[JOB] Check every line of the entries for "чинов", and copy the lines that hold it.

[AVAILABLE RECORDS]
§ §

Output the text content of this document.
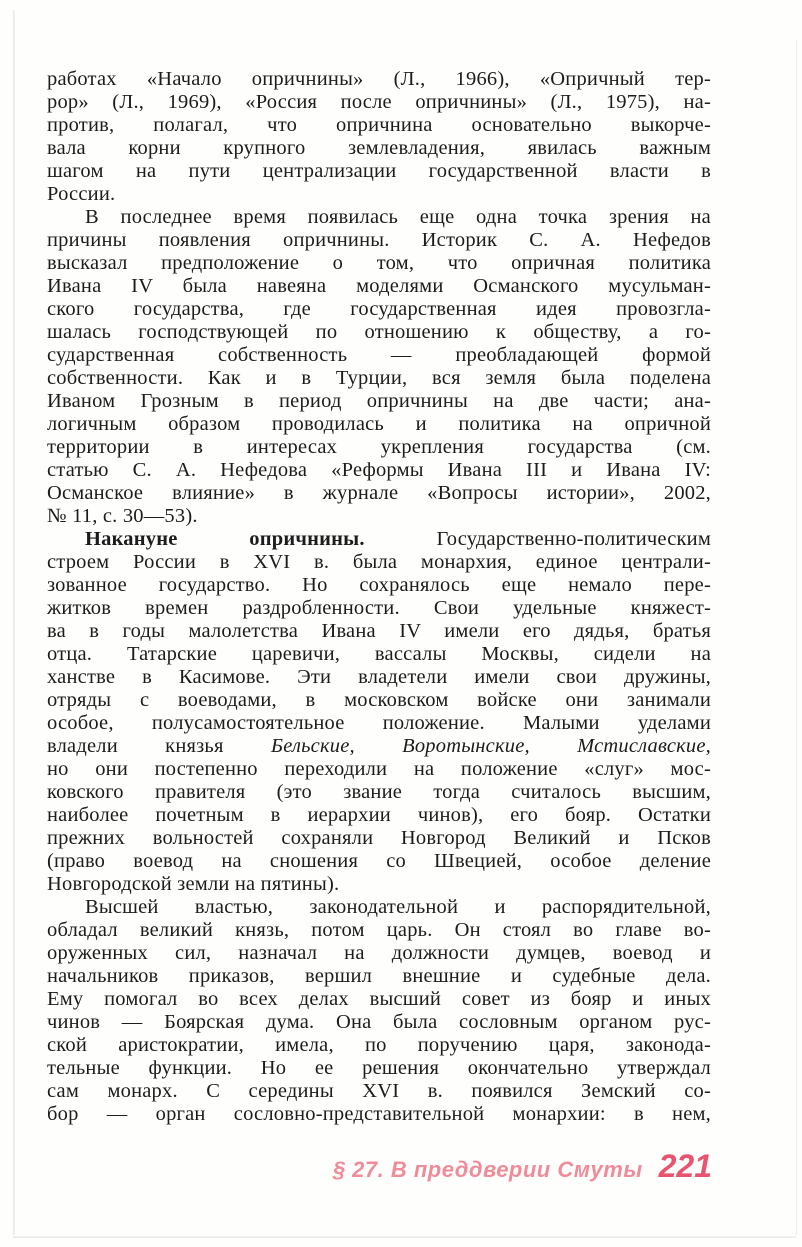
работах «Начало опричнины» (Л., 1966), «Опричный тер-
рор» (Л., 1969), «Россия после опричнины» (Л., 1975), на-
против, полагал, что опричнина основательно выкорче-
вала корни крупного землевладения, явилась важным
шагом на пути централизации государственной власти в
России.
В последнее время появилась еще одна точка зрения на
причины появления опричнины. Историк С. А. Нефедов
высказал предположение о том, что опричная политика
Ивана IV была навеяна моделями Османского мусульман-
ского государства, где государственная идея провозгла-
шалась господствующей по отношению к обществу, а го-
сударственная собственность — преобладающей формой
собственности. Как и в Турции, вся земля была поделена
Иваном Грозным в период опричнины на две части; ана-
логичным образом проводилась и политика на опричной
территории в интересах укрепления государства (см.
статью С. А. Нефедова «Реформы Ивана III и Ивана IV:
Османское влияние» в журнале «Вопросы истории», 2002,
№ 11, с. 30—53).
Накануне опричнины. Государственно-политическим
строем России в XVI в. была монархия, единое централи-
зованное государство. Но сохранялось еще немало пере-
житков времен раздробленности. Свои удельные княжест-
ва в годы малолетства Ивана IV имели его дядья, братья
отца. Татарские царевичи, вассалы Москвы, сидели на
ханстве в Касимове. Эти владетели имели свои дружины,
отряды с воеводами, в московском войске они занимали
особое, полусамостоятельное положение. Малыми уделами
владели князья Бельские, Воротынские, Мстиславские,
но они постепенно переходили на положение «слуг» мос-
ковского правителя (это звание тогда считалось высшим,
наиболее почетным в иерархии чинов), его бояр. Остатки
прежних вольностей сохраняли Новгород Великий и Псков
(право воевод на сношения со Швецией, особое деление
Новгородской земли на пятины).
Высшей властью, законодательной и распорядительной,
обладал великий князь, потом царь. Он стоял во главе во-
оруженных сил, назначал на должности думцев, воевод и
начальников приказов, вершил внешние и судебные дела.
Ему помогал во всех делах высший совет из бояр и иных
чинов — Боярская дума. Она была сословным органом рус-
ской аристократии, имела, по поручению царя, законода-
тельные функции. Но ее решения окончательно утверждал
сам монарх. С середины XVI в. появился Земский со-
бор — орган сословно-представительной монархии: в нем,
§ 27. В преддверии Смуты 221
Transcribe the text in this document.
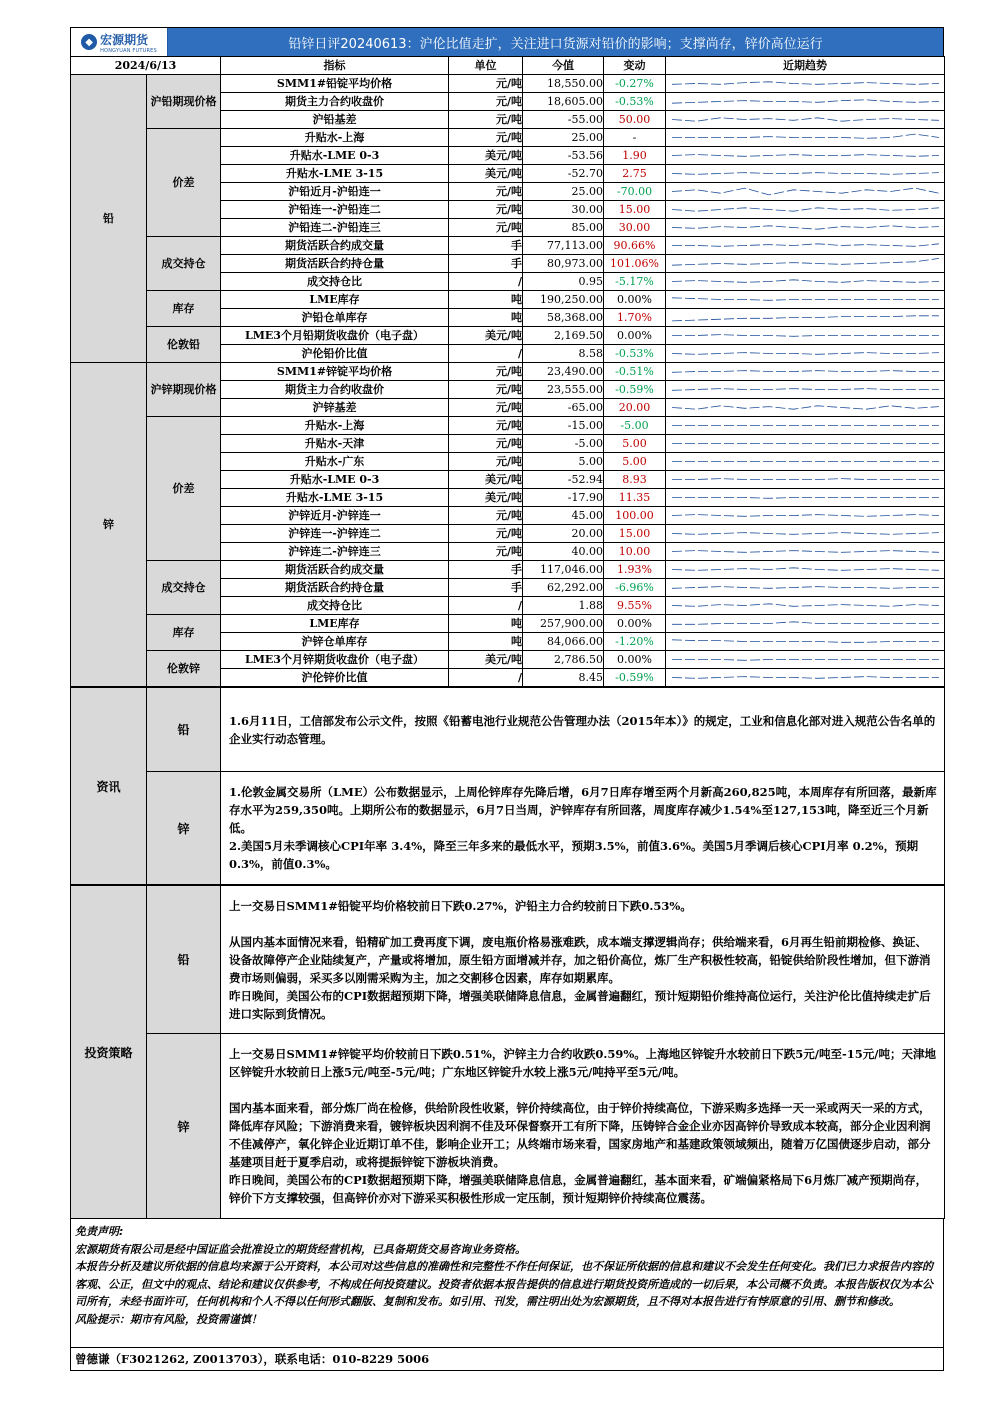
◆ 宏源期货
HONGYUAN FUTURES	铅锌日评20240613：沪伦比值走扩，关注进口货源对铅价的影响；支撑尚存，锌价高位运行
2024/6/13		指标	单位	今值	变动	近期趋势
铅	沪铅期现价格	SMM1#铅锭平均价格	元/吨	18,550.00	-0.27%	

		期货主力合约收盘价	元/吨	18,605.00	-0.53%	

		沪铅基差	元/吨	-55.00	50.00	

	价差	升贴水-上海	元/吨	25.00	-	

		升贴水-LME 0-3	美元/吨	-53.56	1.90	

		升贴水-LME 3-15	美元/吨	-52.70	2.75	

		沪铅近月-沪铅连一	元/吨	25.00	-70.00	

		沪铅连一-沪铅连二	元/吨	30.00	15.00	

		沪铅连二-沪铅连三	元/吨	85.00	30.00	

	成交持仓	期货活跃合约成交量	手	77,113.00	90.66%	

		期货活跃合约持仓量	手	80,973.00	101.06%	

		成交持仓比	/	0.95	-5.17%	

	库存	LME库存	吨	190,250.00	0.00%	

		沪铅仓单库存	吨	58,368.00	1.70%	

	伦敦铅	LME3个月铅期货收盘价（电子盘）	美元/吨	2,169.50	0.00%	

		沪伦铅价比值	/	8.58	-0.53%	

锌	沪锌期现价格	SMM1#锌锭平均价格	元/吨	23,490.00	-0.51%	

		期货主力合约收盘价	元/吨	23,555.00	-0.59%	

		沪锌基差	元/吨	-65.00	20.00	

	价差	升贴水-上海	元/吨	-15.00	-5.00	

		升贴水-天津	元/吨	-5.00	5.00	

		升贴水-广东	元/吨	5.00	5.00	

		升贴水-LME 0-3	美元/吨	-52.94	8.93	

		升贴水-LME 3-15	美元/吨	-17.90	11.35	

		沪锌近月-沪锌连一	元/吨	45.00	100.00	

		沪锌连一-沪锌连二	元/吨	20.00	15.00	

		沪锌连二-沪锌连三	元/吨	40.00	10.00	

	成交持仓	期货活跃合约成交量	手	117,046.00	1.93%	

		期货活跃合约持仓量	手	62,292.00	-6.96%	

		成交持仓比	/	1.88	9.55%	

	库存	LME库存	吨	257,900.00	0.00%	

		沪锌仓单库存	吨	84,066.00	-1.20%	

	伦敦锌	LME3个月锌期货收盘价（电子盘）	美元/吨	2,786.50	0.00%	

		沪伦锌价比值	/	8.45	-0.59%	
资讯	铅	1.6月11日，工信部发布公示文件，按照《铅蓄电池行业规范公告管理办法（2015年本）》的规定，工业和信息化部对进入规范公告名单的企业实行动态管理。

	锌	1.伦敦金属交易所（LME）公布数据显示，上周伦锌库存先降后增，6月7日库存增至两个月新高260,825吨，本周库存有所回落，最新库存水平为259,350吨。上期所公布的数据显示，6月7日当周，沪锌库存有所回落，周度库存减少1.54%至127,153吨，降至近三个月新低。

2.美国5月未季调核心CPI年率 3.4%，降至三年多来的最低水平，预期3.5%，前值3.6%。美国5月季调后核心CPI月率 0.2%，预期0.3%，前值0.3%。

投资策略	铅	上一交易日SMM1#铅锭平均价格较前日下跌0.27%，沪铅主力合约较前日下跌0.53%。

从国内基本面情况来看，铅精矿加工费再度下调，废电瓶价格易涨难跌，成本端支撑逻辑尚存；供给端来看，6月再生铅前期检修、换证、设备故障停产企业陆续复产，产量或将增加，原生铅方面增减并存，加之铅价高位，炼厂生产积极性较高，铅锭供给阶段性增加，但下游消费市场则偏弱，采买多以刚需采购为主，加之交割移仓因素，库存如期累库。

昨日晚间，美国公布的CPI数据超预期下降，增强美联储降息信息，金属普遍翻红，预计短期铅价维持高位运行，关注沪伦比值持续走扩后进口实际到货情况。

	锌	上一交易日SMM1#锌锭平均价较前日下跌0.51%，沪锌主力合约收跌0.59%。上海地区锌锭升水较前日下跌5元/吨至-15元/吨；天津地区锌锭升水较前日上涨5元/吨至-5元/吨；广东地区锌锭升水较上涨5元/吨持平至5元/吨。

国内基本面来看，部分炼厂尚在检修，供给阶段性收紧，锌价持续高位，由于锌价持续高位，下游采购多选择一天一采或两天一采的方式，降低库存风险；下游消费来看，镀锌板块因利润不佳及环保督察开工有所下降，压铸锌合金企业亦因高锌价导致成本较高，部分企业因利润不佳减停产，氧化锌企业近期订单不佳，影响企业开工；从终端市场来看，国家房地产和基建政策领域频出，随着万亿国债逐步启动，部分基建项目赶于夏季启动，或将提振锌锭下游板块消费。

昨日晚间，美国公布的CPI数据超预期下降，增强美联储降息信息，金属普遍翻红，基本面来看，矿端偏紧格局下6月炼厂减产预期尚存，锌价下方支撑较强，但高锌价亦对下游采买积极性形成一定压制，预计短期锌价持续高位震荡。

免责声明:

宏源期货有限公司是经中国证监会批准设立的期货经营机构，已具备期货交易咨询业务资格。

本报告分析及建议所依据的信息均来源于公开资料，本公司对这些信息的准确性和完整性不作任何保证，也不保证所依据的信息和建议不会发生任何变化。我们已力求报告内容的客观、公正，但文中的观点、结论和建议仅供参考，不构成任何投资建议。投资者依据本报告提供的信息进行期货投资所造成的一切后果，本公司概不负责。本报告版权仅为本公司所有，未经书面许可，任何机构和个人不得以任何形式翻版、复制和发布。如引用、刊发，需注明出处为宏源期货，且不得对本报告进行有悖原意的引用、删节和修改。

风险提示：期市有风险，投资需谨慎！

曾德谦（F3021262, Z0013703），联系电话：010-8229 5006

§ §

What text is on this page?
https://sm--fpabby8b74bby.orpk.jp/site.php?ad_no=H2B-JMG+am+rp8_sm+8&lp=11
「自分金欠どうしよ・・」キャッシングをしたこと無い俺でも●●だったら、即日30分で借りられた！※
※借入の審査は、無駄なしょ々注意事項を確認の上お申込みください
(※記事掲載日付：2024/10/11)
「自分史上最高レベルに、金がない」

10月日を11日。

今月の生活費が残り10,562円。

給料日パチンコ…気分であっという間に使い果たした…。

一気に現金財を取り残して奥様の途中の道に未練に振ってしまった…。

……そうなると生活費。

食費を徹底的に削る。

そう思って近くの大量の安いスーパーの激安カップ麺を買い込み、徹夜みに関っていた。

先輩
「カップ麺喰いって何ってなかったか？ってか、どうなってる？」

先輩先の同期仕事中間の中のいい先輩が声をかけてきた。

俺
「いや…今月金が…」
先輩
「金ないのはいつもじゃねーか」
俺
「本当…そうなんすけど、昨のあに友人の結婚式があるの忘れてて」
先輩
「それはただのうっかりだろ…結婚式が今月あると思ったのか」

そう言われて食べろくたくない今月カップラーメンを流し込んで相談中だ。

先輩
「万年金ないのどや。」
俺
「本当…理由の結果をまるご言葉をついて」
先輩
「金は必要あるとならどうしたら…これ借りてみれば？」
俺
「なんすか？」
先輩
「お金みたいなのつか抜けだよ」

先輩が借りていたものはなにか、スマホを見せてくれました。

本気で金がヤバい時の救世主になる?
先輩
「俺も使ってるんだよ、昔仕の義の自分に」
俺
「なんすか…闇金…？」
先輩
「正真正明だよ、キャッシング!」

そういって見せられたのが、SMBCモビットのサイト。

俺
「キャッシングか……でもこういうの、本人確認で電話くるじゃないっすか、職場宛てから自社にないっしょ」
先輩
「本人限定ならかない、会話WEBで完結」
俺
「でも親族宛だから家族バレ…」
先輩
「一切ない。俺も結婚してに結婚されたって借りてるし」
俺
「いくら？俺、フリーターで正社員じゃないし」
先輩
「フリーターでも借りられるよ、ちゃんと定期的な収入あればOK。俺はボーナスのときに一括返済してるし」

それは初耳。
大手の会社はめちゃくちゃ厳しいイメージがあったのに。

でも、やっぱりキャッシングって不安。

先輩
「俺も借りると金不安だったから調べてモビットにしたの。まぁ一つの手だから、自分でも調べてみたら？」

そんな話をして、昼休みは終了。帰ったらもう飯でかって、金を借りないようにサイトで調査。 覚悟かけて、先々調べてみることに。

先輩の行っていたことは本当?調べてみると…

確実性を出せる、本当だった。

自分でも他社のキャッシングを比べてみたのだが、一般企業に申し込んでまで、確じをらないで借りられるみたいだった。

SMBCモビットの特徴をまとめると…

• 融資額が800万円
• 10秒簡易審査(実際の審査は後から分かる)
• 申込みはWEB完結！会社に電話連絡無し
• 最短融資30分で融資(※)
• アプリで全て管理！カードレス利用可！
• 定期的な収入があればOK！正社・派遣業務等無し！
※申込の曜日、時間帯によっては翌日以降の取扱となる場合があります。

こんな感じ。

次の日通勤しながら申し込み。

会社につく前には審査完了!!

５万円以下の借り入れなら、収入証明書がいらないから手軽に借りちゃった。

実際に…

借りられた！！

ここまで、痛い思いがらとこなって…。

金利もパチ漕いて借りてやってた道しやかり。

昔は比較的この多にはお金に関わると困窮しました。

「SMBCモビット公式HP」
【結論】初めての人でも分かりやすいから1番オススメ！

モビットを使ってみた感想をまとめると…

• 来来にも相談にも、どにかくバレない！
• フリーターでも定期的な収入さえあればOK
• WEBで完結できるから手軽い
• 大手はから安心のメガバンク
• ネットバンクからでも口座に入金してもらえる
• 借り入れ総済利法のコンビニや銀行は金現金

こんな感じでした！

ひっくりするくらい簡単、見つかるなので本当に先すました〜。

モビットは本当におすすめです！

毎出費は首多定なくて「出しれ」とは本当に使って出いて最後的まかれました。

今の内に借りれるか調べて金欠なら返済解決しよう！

§ §

[FULL OUTPUT]
наиболее почетным в иерархии чинов), его бояр. Остатки
чинов — Боярская дума. Она была сословным органом рус-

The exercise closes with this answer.